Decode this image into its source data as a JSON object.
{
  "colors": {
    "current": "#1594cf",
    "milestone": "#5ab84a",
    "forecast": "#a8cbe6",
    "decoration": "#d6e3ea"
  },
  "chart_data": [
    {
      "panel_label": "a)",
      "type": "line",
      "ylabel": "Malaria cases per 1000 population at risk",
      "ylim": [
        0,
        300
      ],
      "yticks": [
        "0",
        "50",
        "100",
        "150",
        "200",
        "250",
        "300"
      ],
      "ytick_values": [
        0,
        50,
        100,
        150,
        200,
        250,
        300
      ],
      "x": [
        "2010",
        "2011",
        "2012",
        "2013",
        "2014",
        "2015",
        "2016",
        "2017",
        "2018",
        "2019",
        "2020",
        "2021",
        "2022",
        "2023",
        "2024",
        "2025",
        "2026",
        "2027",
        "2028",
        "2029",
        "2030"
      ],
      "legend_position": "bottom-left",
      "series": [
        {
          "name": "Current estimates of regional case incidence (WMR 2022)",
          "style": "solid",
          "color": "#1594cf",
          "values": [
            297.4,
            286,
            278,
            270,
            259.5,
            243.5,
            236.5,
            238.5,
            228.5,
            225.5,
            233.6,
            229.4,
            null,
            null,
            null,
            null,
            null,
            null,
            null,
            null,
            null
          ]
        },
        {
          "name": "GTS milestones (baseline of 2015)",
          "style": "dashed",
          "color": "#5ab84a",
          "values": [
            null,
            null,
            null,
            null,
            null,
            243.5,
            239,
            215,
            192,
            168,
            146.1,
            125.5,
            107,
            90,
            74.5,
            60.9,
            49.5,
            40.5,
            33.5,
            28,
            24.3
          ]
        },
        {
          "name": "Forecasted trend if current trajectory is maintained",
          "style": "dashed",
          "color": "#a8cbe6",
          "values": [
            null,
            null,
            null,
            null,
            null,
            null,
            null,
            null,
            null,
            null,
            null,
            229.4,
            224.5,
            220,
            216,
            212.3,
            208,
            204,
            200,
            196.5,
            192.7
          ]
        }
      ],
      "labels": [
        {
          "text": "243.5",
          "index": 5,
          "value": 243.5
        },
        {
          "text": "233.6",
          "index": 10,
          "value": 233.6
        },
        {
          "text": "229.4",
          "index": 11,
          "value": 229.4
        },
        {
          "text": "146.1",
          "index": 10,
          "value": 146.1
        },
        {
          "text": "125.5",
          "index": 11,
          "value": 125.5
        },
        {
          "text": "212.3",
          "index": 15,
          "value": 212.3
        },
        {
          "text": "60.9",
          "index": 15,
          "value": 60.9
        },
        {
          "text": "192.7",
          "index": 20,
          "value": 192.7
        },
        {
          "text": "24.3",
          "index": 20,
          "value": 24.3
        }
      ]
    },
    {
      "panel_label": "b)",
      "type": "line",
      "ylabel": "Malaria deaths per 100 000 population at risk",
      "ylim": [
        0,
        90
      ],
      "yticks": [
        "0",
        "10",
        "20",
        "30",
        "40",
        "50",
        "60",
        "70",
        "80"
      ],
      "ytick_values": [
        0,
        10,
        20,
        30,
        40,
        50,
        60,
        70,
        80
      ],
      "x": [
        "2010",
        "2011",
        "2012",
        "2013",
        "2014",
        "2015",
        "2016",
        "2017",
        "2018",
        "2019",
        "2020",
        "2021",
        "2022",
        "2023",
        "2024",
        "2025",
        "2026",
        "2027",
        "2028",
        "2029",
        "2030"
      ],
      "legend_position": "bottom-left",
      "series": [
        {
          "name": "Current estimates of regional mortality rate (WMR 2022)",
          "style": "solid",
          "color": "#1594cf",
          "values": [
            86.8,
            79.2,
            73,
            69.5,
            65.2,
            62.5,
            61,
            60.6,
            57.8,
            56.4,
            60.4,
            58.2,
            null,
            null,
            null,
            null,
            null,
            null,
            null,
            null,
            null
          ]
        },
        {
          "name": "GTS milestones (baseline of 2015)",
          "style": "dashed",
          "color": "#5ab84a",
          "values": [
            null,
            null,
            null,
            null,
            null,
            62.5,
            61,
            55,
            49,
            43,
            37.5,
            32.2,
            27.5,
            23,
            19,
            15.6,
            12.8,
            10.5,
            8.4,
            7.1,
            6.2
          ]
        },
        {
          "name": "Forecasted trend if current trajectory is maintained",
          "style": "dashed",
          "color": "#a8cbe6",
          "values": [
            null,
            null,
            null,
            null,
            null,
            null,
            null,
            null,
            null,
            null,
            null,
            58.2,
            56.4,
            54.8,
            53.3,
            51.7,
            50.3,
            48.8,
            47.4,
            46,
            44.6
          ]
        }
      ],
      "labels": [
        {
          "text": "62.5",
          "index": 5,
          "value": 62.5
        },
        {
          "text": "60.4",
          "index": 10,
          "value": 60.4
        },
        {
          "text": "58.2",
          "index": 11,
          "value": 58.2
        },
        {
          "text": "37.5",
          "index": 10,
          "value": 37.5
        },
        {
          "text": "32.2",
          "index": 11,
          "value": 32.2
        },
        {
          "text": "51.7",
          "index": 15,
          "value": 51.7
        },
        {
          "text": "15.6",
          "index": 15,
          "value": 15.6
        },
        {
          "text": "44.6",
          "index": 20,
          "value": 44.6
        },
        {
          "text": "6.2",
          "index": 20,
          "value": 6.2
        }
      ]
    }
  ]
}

Problem to solve:
The records above must be output exactly, in full.

Final result:
Decode this image into its source data as a JSON object.
{
  "colors": {
    "current": "#1594cf",
    "milestone": "#5ab84a",
    "forecast": "#a8cbe6",
    "decoration": "#d6e3ea"
  },
  "chart_data": [
    {
      "panel_label": "a)",
      "type": "line",
      "ylabel": "Malaria cases per 1000 population at risk",
      "ylim": [
        0,
        300
      ],
      "yticks": [
        "0",
        "50",
        "100",
        "150",
        "200",
        "250",
        "300"
      ],
      "ytick_values": [
        0,
        50,
        100,
        150,
        200,
        250,
        300
      ],
      "x": [
        "2010",
        "2011",
        "2012",
        "2013",
        "2014",
        "2015",
        "2016",
        "2017",
        "2018",
        "2019",
        "2020",
        "2021",
        "2022",
        "2023",
        "2024",
        "2025",
        "2026",
        "2027",
        "2028",
        "2029",
        "2030"
      ],
      "legend_position": "bottom-left",
      "series": [
        {
          "name": "Current estimates of regional case incidence (WMR 2022)",
          "style": "solid",
          "color": "#1594cf",
          "values": [
            297.4,
            286,
            278,
            270,
            259.5,
            243.5,
            236.5,
            238.5,
            228.5,
            225.5,
            233.6,
            229.4,
            null,
            null,
            null,
            null,
            null,
            null,
            null,
            null,
            null
          ]
        },
        {
          "name": "GTS milestones (baseline of 2015)",
          "style": "dashed",
          "color": "#5ab84a",
          "values": [
            null,
            null,
            null,
            null,
            null,
            243.5,
            239,
            215,
            192,
            168,
            146.1,
            125.5,
            107,
            90,
            74.5,
            60.9,
            49.5,
            40.5,
            33.5,
            28,
            24.3
          ]
        },
        {
          "name": "Forecasted trend if current trajectory is maintained",
          "style": "dashed",
          "color": "#a8cbe6",
          "values": [
            null,
            null,
            null,
            null,
            null,
            null,
            null,
            null,
            null,
            null,
            null,
            229.4,
            224.5,
            220,
            216,
            212.3,
            208,
            204,
            200,
            196.5,
            192.7
          ]
        }
      ],
      "labels": [
        {
          "text": "243.5",
          "index": 5,
          "value": 243.5
        },
        {
          "text": "233.6",
          "index": 10,
          "value": 233.6
        },
        {
          "text": "229.4",
          "index": 11,
          "value": 229.4
        },
        {
          "text": "146.1",
          "index": 10,
          "value": 146.1
        },
        {
          "text": "125.5",
          "index": 11,
          "value": 125.5
        },
        {
          "text": "212.3",
          "index": 15,
          "value": 212.3
        },
        {
          "text": "60.9",
          "index": 15,
          "value": 60.9
        },
        {
          "text": "192.7",
          "index": 20,
          "value": 192.7
        },
        {
          "text": "24.3",
          "index": 20,
          "value": 24.3
        }
      ]
    },
    {
      "panel_label": "b)",
      "type": "line",
      "ylabel": "Malaria deaths per 100 000 population at risk",
      "ylim": [
        0,
        90
      ],
      "yticks": [
        "0",
        "10",
        "20",
        "30",
        "40",
        "50",
        "60",
        "70",
        "80"
      ],
      "ytick_values": [
        0,
        10,
        20,
        30,
        40,
        50,
        60,
        70,
        80
      ],
      "x": [
        "2010",
        "2011",
        "2012",
        "2013",
        "2014",
        "2015",
        "2016",
        "2017",
        "2018",
        "2019",
        "2020",
        "2021",
        "2022",
        "2023",
        "2024",
        "2025",
        "2026",
        "2027",
        "2028",
        "2029",
        "2030"
      ],
      "legend_position": "bottom-left",
      "series": [
        {
          "name": "Current estimates of regional mortality rate (WMR 2022)",
          "style": "solid",
          "color": "#1594cf",
          "values": [
            86.8,
            79.2,
            73,
            69.5,
            65.2,
            62.5,
            61,
            60.6,
            57.8,
            56.4,
            60.4,
            58.2,
            null,
            null,
            null,
            null,
            null,
            null,
            null,
            null,
            null
          ]
        },
        {
          "name": "GTS milestones (baseline of 2015)",
          "style": "dashed",
          "color": "#5ab84a",
          "values": [
            null,
            null,
            null,
            null,
            null,
            62.5,
            61,
            55,
            49,
            43,
            37.5,
            32.2,
            27.5,
            23,
            19,
            15.6,
            12.8,
            10.5,
            8.4,
            7.1,
            6.2
          ]
        },
        {
          "name": "Forecasted trend if current trajectory is maintained",
          "style": "dashed",
          "color": "#a8cbe6",
          "values": [
            null,
            null,
            null,
            null,
            null,
            null,
            null,
            null,
            null,
            null,
            null,
            58.2,
            56.4,
            54.8,
            53.3,
            51.7,
            50.3,
            48.8,
            47.4,
            46,
            44.6
          ]
        }
      ],
      "labels": [
        {
          "text": "62.5",
          "index": 5,
          "value": 62.5
        },
        {
          "text": "60.4",
          "index": 10,
          "value": 60.4
        },
        {
          "text": "58.2",
          "index": 11,
          "value": 58.2
        },
        {
          "text": "37.5",
          "index": 10,
          "value": 37.5
        },
        {
          "text": "32.2",
          "index": 11,
          "value": 32.2
        },
        {
          "text": "51.7",
          "index": 15,
          "value": 51.7
        },
        {
          "text": "15.6",
          "index": 15,
          "value": 15.6
        },
        {
          "text": "44.6",
          "index": 20,
          "value": 44.6
        },
        {
          "text": "6.2",
          "index": 20,
          "value": 6.2
        }
      ]
    }
  ]
}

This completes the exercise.